> **What to produce**
Pull out all lines from the listing below in which the word "name" appears.

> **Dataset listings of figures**
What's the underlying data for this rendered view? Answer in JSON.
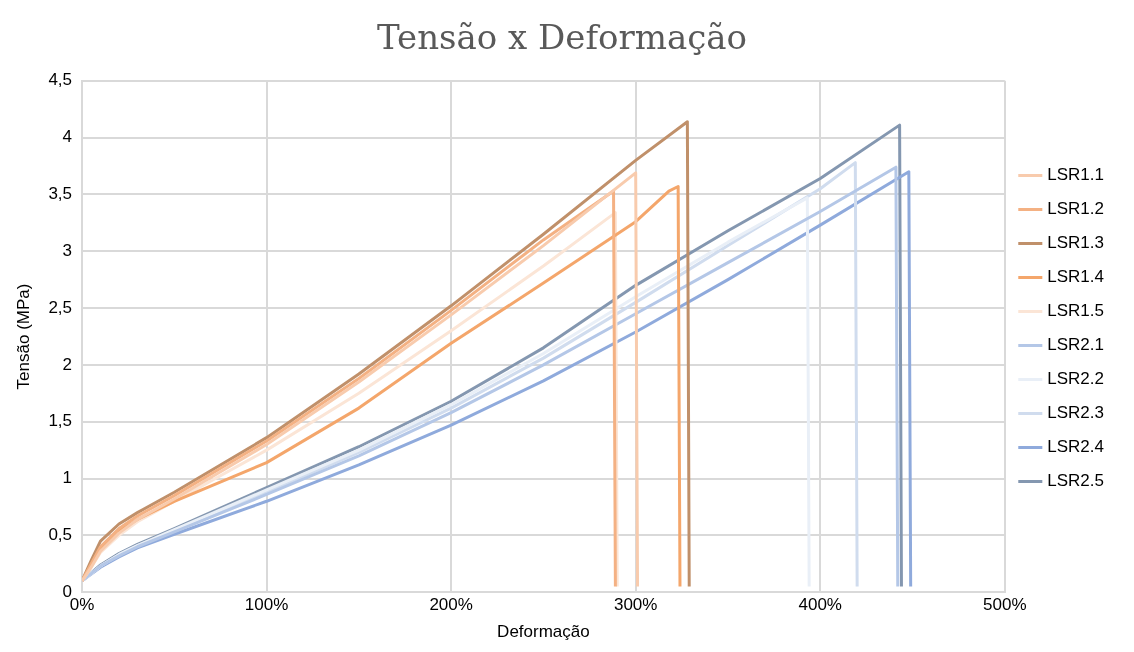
{
  "chart_data": {
    "type": "line",
    "title": "Tensão x Deformação",
    "xlabel": "Deformação",
    "ylabel": "Tensão (MPa)",
    "xlim": [
      0,
      500
    ],
    "xticks": [
      {
        "value": 0,
        "label": "0%"
      },
      {
        "value": 100,
        "label": "100%"
      },
      {
        "value": 200,
        "label": "200%"
      },
      {
        "value": 300,
        "label": "300%"
      },
      {
        "value": 400,
        "label": "400%"
      },
      {
        "value": 500,
        "label": "500%"
      }
    ],
    "ylim": [
      0,
      4.5
    ],
    "yticks": [
      0,
      {
        "value": 0.5,
        "label": "0,5"
      },
      1,
      {
        "value": 1.5,
        "label": "1,5"
      },
      2,
      {
        "value": 2.5,
        "label": "2,5"
      },
      3,
      {
        "value": 3.5,
        "label": "3,5"
      },
      4,
      {
        "value": 4.5,
        "label": "4,5"
      }
    ],
    "grid": true,
    "legend": "right",
    "marker": "none",
    "line_style": "solid",
    "series": [
      {
        "name": "LSR1.1",
        "color": "#f8cbad",
        "x": [
          0,
          5,
          10,
          20,
          30,
          50,
          100,
          150,
          200,
          250,
          300,
          301
        ],
        "values": [
          0.1,
          0.22,
          0.36,
          0.52,
          0.64,
          0.82,
          1.3,
          1.85,
          2.44,
          3.05,
          3.69,
          0.05
        ]
      },
      {
        "name": "LSR1.2",
        "color": "#f4b183",
        "x": [
          0,
          5,
          10,
          20,
          30,
          50,
          100,
          150,
          200,
          250,
          288,
          289
        ],
        "values": [
          0.1,
          0.25,
          0.4,
          0.56,
          0.67,
          0.85,
          1.33,
          1.88,
          2.48,
          3.1,
          3.53,
          0.05
        ]
      },
      {
        "name": "LSR1.3",
        "color": "#c0906a",
        "x": [
          0,
          5,
          10,
          20,
          30,
          50,
          100,
          150,
          200,
          250,
          300,
          328,
          329
        ],
        "values": [
          0.1,
          0.28,
          0.45,
          0.6,
          0.7,
          0.88,
          1.36,
          1.92,
          2.52,
          3.15,
          3.8,
          4.14,
          0.05
        ]
      },
      {
        "name": "LSR1.4",
        "color": "#f4a66b",
        "x": [
          0,
          5,
          10,
          20,
          30,
          50,
          100,
          150,
          200,
          250,
          300,
          318,
          323,
          324
        ],
        "values": [
          0.1,
          0.24,
          0.38,
          0.54,
          0.64,
          0.8,
          1.14,
          1.62,
          2.19,
          2.72,
          3.26,
          3.53,
          3.57,
          0.05
        ]
      },
      {
        "name": "LSR1.5",
        "color": "#fbe5d6",
        "x": [
          0,
          5,
          10,
          20,
          30,
          50,
          100,
          150,
          200,
          250,
          289,
          290
        ],
        "values": [
          0.1,
          0.22,
          0.35,
          0.5,
          0.62,
          0.8,
          1.25,
          1.75,
          2.3,
          2.87,
          3.34,
          0.05
        ]
      },
      {
        "name": "LSR2.1",
        "color": "#b4c7e7",
        "x": [
          0,
          10,
          20,
          30,
          50,
          100,
          150,
          200,
          250,
          300,
          350,
          400,
          441,
          442
        ],
        "values": [
          0.1,
          0.23,
          0.32,
          0.4,
          0.53,
          0.86,
          1.2,
          1.58,
          2.0,
          2.45,
          2.9,
          3.35,
          3.74,
          0.05
        ]
      },
      {
        "name": "LSR2.2",
        "color": "#e9eff7",
        "x": [
          0,
          10,
          20,
          30,
          50,
          100,
          150,
          200,
          250,
          300,
          350,
          393,
          394
        ],
        "values": [
          0.1,
          0.23,
          0.33,
          0.41,
          0.55,
          0.9,
          1.25,
          1.65,
          2.1,
          2.6,
          3.08,
          3.47,
          0.05
        ]
      },
      {
        "name": "LSR2.3",
        "color": "#d0dcee",
        "x": [
          0,
          10,
          20,
          30,
          50,
          100,
          150,
          200,
          250,
          300,
          350,
          400,
          419,
          420
        ],
        "values": [
          0.1,
          0.23,
          0.33,
          0.41,
          0.54,
          0.88,
          1.23,
          1.62,
          2.06,
          2.55,
          3.05,
          3.55,
          3.78,
          0.05
        ]
      },
      {
        "name": "LSR2.4",
        "color": "#8faadc",
        "x": [
          0,
          10,
          20,
          30,
          50,
          100,
          150,
          200,
          250,
          300,
          350,
          400,
          448,
          449
        ],
        "values": [
          0.1,
          0.22,
          0.31,
          0.39,
          0.51,
          0.8,
          1.12,
          1.47,
          1.86,
          2.29,
          2.75,
          3.23,
          3.7,
          0.05
        ]
      },
      {
        "name": "LSR2.5",
        "color": "#8497b0",
        "x": [
          0,
          10,
          20,
          30,
          50,
          100,
          150,
          200,
          250,
          300,
          350,
          400,
          443,
          444
        ],
        "values": [
          0.1,
          0.24,
          0.34,
          0.42,
          0.56,
          0.92,
          1.28,
          1.68,
          2.15,
          2.7,
          3.18,
          3.64,
          4.11,
          0.05
        ]
      }
    ]
  }
}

> **Solved exercise**
        "name": "LSR1.1",
        "name": "LSR1.2",
        "name": "LSR1.3",
        "name": "LSR1.4",
        "name": "LSR1.5",
        "name": "LSR2.1",
        "name": "LSR2.2",
        "name": "LSR2.3",
        "name": "LSR2.4",
        "name": "LSR2.5",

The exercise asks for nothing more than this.